* [AIM OF THE TASK]:
Within the records that follow, find every line containing the string "servicios". Copy those lines.
● ● ●
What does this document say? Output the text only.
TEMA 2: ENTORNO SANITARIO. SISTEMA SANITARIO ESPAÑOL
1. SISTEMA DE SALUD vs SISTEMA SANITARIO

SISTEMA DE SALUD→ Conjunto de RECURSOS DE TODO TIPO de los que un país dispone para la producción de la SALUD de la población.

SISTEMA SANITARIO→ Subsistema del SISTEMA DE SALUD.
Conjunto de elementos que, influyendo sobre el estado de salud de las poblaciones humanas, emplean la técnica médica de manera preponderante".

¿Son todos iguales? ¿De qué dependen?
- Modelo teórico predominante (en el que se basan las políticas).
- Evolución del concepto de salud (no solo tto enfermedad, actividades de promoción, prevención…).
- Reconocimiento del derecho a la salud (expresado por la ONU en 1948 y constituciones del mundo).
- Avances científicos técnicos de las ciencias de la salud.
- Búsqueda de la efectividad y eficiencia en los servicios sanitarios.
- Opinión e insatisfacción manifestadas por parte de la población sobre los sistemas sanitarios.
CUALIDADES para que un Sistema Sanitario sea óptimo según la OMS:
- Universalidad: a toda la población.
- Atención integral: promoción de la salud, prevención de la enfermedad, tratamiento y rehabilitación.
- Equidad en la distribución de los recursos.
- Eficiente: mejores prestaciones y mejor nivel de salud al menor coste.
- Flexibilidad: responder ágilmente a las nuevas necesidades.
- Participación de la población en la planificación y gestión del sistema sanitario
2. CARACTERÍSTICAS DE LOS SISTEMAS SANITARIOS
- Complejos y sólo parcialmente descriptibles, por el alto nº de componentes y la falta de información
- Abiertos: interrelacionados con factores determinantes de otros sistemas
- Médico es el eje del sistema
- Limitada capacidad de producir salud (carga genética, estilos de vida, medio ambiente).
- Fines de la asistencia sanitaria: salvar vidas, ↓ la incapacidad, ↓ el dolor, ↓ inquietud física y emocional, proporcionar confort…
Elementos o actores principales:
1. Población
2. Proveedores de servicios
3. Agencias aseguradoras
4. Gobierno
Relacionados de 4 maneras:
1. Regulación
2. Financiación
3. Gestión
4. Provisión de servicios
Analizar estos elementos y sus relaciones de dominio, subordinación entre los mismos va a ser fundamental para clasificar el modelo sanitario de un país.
● ● ●
* [OUTPUT FOR THIS TASK]:
- Búsqueda de la efectividad y eficiencia en los servicios sanitarios.
2. Proveedores de servicios
4. Provisión de servicios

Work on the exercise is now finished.